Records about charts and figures
>>>>>

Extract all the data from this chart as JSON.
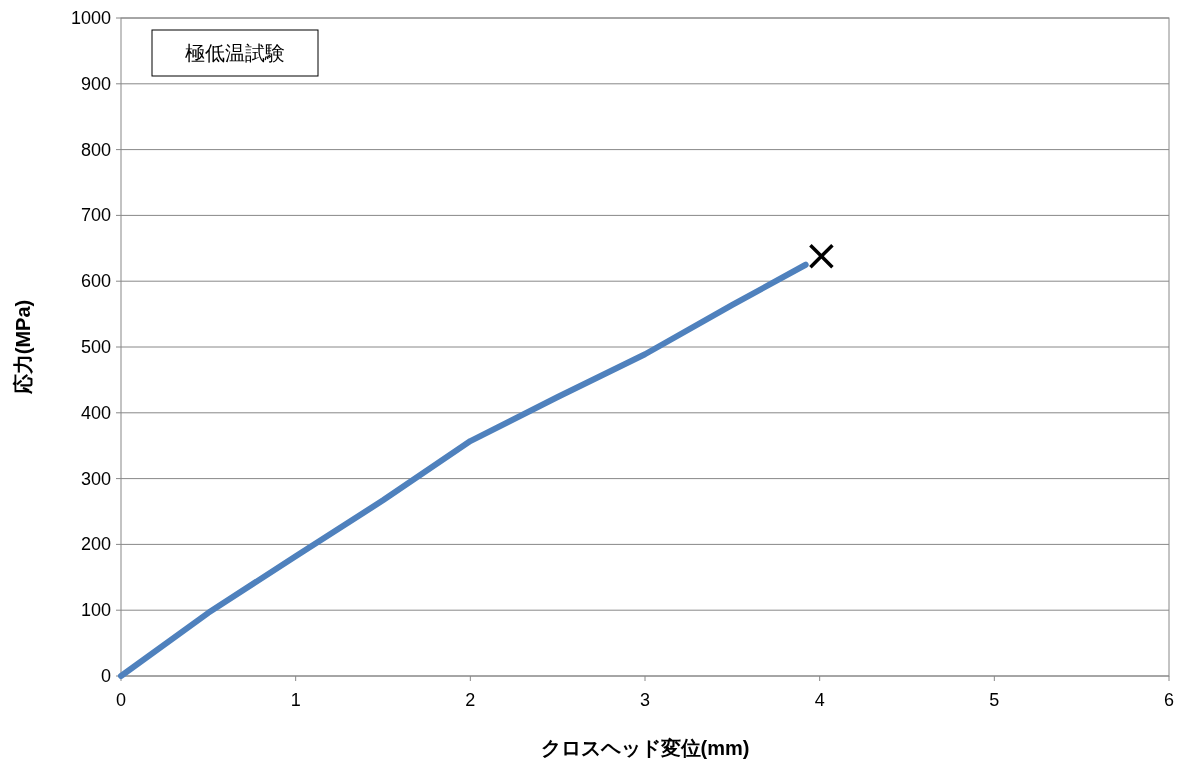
{
  "chart_data": {
    "type": "line",
    "xlabel": "クロスヘッド変位(mm)",
    "ylabel": "応力(MPa)",
    "annotations": [
      "極低温試験"
    ],
    "xlim": [
      0,
      6
    ],
    "xticks": [
      0,
      1,
      2,
      3,
      4,
      5,
      6
    ],
    "ylim": [
      0,
      1000
    ],
    "yticks": [
      0,
      100,
      200,
      300,
      400,
      500,
      600,
      700,
      800,
      900,
      1000
    ],
    "grid": "y",
    "series": [
      {
        "type": "line",
        "color": "#4f81bd",
        "marker": "none",
        "line_style": "solid",
        "x": [
          0,
          0.5,
          1,
          1.5,
          2,
          2.5,
          3,
          3.5,
          3.92
        ],
        "values": [
          0,
          96,
          182,
          267,
          357,
          424,
          489,
          564,
          625
        ]
      },
      {
        "type": "scatter",
        "color": "#000000",
        "marker": "cross",
        "x": [
          4.01
        ],
        "values": [
          638
        ]
      }
    ]
  }
}
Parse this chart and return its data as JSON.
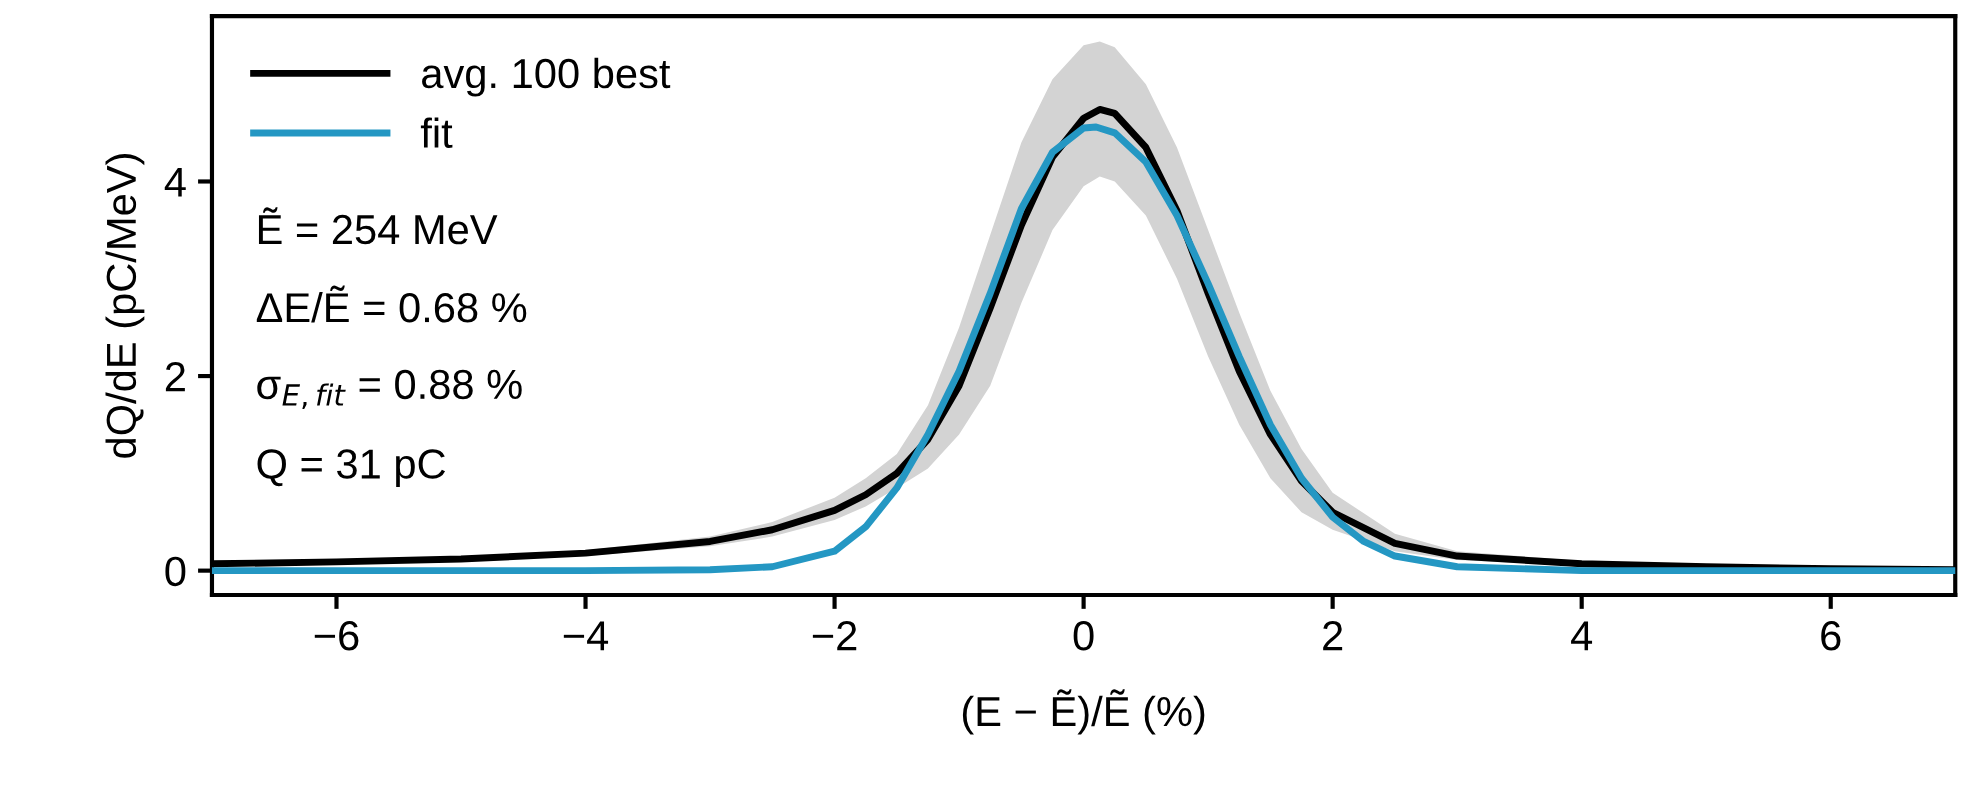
{
  "chart_data": {
    "type": "line",
    "xlabel": "(E − Ẽ)/Ẽ (%)",
    "ylabel": "dQ/dE (pC/MeV)",
    "xlim": [
      -7,
      7
    ],
    "ylim": [
      -0.25,
      5.7
    ],
    "xticks": [
      {
        "value": -6,
        "label": "−6"
      },
      {
        "value": -4,
        "label": "−4"
      },
      {
        "value": -2,
        "label": "−2"
      },
      0,
      2,
      4,
      6
    ],
    "yticks": [
      0,
      2,
      4
    ],
    "grid": false,
    "legend": "top left",
    "line_style": "solid",
    "marker": "none",
    "series": [
      {
        "name": "avg. 100 best",
        "color": "#000000",
        "x": [
          -7,
          -6,
          -5,
          -4,
          -3,
          -2.5,
          -2,
          -1.75,
          -1.5,
          -1.25,
          -1,
          -0.75,
          -0.5,
          -0.25,
          0,
          0.13,
          0.25,
          0.5,
          0.75,
          1,
          1.25,
          1.5,
          1.75,
          2,
          2.5,
          3,
          4,
          5,
          6,
          7
        ],
        "values": [
          0.07,
          0.09,
          0.12,
          0.18,
          0.3,
          0.42,
          0.62,
          0.78,
          1.0,
          1.35,
          1.9,
          2.7,
          3.55,
          4.25,
          4.65,
          4.74,
          4.7,
          4.35,
          3.7,
          2.85,
          2.05,
          1.4,
          0.92,
          0.6,
          0.28,
          0.15,
          0.07,
          0.04,
          0.02,
          0.01
        ],
        "lower": [
          0.06,
          0.08,
          0.1,
          0.15,
          0.25,
          0.35,
          0.52,
          0.66,
          0.85,
          1.05,
          1.4,
          1.9,
          2.75,
          3.5,
          3.95,
          4.05,
          4.0,
          3.65,
          3.0,
          2.2,
          1.5,
          0.95,
          0.6,
          0.42,
          0.2,
          0.11,
          0.05,
          0.03,
          0.01,
          0.0
        ],
        "upper": [
          0.08,
          0.1,
          0.14,
          0.21,
          0.35,
          0.5,
          0.75,
          0.95,
          1.2,
          1.7,
          2.5,
          3.45,
          4.4,
          5.05,
          5.4,
          5.44,
          5.38,
          5.0,
          4.35,
          3.5,
          2.65,
          1.85,
          1.25,
          0.8,
          0.38,
          0.2,
          0.1,
          0.06,
          0.03,
          0.02
        ]
      },
      {
        "name": "fit",
        "color": "#2497c3",
        "x": [
          -7,
          -4,
          -3,
          -2.5,
          -2,
          -1.75,
          -1.5,
          -1.25,
          -1,
          -0.75,
          -0.5,
          -0.25,
          0,
          0.1,
          0.25,
          0.5,
          0.75,
          1,
          1.25,
          1.5,
          1.75,
          2,
          2.25,
          2.5,
          3,
          4,
          7
        ],
        "values": [
          0,
          0,
          0.01,
          0.04,
          0.2,
          0.45,
          0.85,
          1.4,
          2.05,
          2.85,
          3.72,
          4.3,
          4.55,
          4.56,
          4.5,
          4.2,
          3.65,
          2.95,
          2.2,
          1.5,
          0.95,
          0.55,
          0.3,
          0.15,
          0.04,
          0.0,
          0
        ]
      }
    ],
    "annotations": [
      "Ẽ = 254 MeV",
      "ΔE/Ẽ = 0.68 %",
      "σ$_{E,fit}$ = 0.88 %",
      "Q = 31 pC"
    ]
  }
}
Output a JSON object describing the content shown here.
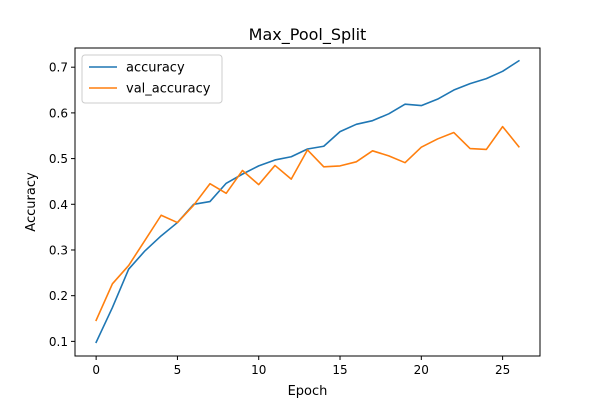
{
  "chart_data": {
    "type": "line",
    "title": "Max_Pool_Split",
    "xlabel": "Epoch",
    "ylabel": "Accuracy",
    "xlim": [
      -1.3,
      27.3
    ],
    "ylim": [
      0.068,
      0.742
    ],
    "xticks": [
      0,
      5,
      10,
      15,
      20,
      25
    ],
    "yticks": [
      0.1,
      0.2,
      0.3,
      0.4,
      0.5,
      0.6,
      0.7
    ],
    "grid": false,
    "legend_position": "top-left",
    "x": [
      0,
      1,
      2,
      3,
      4,
      5,
      6,
      7,
      8,
      9,
      10,
      11,
      12,
      13,
      14,
      15,
      16,
      17,
      18,
      19,
      20,
      21,
      22,
      23,
      24,
      25,
      26
    ],
    "series": [
      {
        "name": "accuracy",
        "color": "#1f77b4",
        "values": [
          0.098,
          0.174,
          0.258,
          0.298,
          0.331,
          0.36,
          0.4,
          0.406,
          0.446,
          0.466,
          0.484,
          0.497,
          0.504,
          0.521,
          0.527,
          0.559,
          0.575,
          0.583,
          0.598,
          0.619,
          0.616,
          0.63,
          0.65,
          0.664,
          0.675,
          0.691,
          0.714
        ]
      },
      {
        "name": "val_accuracy",
        "color": "#ff7f0e",
        "values": [
          0.146,
          0.226,
          0.266,
          0.321,
          0.376,
          0.36,
          0.398,
          0.445,
          0.424,
          0.474,
          0.443,
          0.485,
          0.455,
          0.519,
          0.482,
          0.484,
          0.493,
          0.517,
          0.506,
          0.491,
          0.525,
          0.543,
          0.557,
          0.522,
          0.52,
          0.57,
          0.526
        ]
      }
    ]
  }
}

<<<<<

• GIVEN PROBLEM: Output each line exactly; omit every picture.

• REPLY TO THE EXERCISE:
Extract all the data from this chart as JSON.
{
  "chart_data": {
    "type": "line",
    "xlabel": "クロスヘッド変位(mm)",
    "ylabel": "応力(MPa)",
    "annotations": [
      "極低温試験"
    ],
    "xlim": [
      0,
      6
    ],
    "xticks": [
      0,
      1,
      2,
      3,
      4,
      5,
      6
    ],
    "ylim": [
      0,
      1000
    ],
    "yticks": [
      0,
      100,
      200,
      300,
      400,
      500,
      600,
      700,
      800,
      900,
      1000
    ],
    "grid": "y",
    "series": [
      {
        "type": "line",
        "color": "#4f81bd",
        "marker": "none",
        "line_style": "solid",
        "x": [
          0,
          0.5,
          1,
          1.5,
          2,
          2.5,
          3,
          3.5,
          3.92
        ],
        "values": [
          0,
          96,
          182,
          267,
          357,
          424,
          489,
          564,
          625
        ]
      },
      {
        "type": "scatter",
        "color": "#000000",
        "marker": "cross",
        "x": [
          4.01
        ],
        "values": [
          638
        ]
      }
    ]
  }
}
Parse this chart and return its data as JSON.
{
  "chart_data": {
    "type": "line",
    "xlabel": "(E − Ẽ)/Ẽ (%)",
    "ylabel": "dQ/dE (pC/MeV)",
    "xlim": [
      -7,
      7
    ],
    "ylim": [
      -0.25,
      5.7
    ],
    "xticks": [
      {
        "value": -6,
        "label": "−6"
      },
      {
        "value": -4,
        "label": "−4"
      },
      {
        "value": -2,
        "label": "−2"
      },
      0,
      2,
      4,
      6
    ],
    "yticks": [
      0,
      2,
      4
    ],
    "grid": false,
    "legend": "top left",
    "line_style": "solid",
    "marker": "none",
    "series": [
      {
        "name": "avg. 100 best",
        "color": "#000000",
        "x": [
          -7,
          -6,
          -5,
          -4,
          -3,
          -2.5,
          -2,
          -1.75,
          -1.5,
          -1.25,
          -1,
          -0.75,
          -0.5,
          -0.25,
          0,
          0.13,
          0.25,
          0.5,
          0.75,
          1,
          1.25,
          1.5,
          1.75,
          2,
          2.5,
          3,
          4,
          5,
          6,
          7
        ],
        "values": [
          0.07,
          0.09,
          0.12,
          0.18,
          0.3,
          0.42,
          0.62,
          0.78,
          1.0,
          1.35,
          1.9,
          2.7,
          3.55,
          4.25,
          4.65,
          4.74,
          4.7,
          4.35,
          3.7,
          2.85,
          2.05,
          1.4,
          0.92,
          0.6,
          0.28,
          0.15,
          0.07,
          0.04,
          0.02,
          0.01
        ],
        "lower": [
          0.06,
          0.08,
          0.1,
          0.15,
          0.25,
          0.35,
          0.52,
          0.66,
          0.85,
          1.05,
          1.4,
          1.9,
          2.75,
          3.5,
          3.95,
          4.05,
          4.0,
          3.65,
          3.0,
          2.2,
          1.5,
          0.95,
          0.6,
          0.42,
          0.2,
          0.11,
          0.05,
          0.03,
          0.01,
          0.0
        ],
        "upper": [
          0.08,
          0.1,
          0.14,
          0.21,
          0.35,
          0.5,
          0.75,
          0.95,
          1.2,
          1.7,
          2.5,
          3.45,
          4.4,
          5.05,
          5.4,
          5.44,
          5.38,
          5.0,
          4.35,
          3.5,
          2.65,
          1.85,
          1.25,
          0.8,
          0.38,
          0.2,
          0.1,
          0.06,
          0.03,
          0.02
        ]
      },
      {
        "name": "fit",
        "color": "#2497c3",
        "x": [
          -7,
          -4,
          -3,
          -2.5,
          -2,
          -1.75,
          -1.5,
          -1.25,
          -1,
          -0.75,
          -0.5,
          -0.25,
          0,
          0.1,
          0.25,
          0.5,
          0.75,
          1,
          1.25,
          1.5,
          1.75,
          2,
          2.25,
          2.5,
          3,
          4,
          7
        ],
        "values": [
          0,
          0,
          0.01,
          0.04,
          0.2,
          0.45,
          0.85,
          1.4,
          2.05,
          2.85,
          3.72,
          4.3,
          4.55,
          4.56,
          4.5,
          4.2,
          3.65,
          2.95,
          2.2,
          1.5,
          0.95,
          0.55,
          0.3,
          0.15,
          0.04,
          0.0,
          0
        ]
      }
    ],
    "annotations": [
      "Ẽ = 254 MeV",
      "ΔE/Ẽ = 0.68 %",
      "σ$_{E,fit}$ = 0.88 %",
      "Q = 31 pC"
    ]
  }
}
Output a JSON object describing the content shown here.
{
  "chart_data": {
    "type": "line",
    "title": "Max_Pool_Split",
    "xlabel": "Epoch",
    "ylabel": "Accuracy",
    "xlim": [
      -1.3,
      27.3
    ],
    "ylim": [
      0.068,
      0.742
    ],
    "xticks": [
      0,
      5,
      10,
      15,
      20,
      25
    ],
    "yticks": [
      0.1,
      0.2,
      0.3,
      0.4,
      0.5,
      0.6,
      0.7
    ],
    "grid": false,
    "legend_position": "top-left",
    "x": [
      0,
      1,
      2,
      3,
      4,
      5,
      6,
      7,
      8,
      9,
      10,
      11,
      12,
      13,
      14,
      15,
      16,
      17,
      18,
      19,
      20,
      21,
      22,
      23,
      24,
      25,
      26
    ],
    "series": [
      {
        "name": "accuracy",
        "color": "#1f77b4",
        "values": [
          0.098,
          0.174,
          0.258,
          0.298,
          0.331,
          0.36,
          0.4,
          0.406,
          0.446,
          0.466,
          0.484,
          0.497,
          0.504,
          0.521,
          0.527,
          0.559,
          0.575,
          0.583,
          0.598,
          0.619,
          0.616,
          0.63,
          0.65,
          0.664,
          0.675,
          0.691,
          0.714
        ]
      },
      {
        "name": "val_accuracy",
        "color": "#ff7f0e",
        "values": [
          0.146,
          0.226,
          0.266,
          0.321,
          0.376,
          0.36,
          0.398,
          0.445,
          0.424,
          0.474,
          0.443,
          0.485,
          0.455,
          0.519,
          0.482,
          0.484,
          0.493,
          0.517,
          0.506,
          0.491,
          0.525,
          0.543,
          0.557,
          0.522,
          0.52,
          0.57,
          0.526
        ]
      }
    ]
  }
}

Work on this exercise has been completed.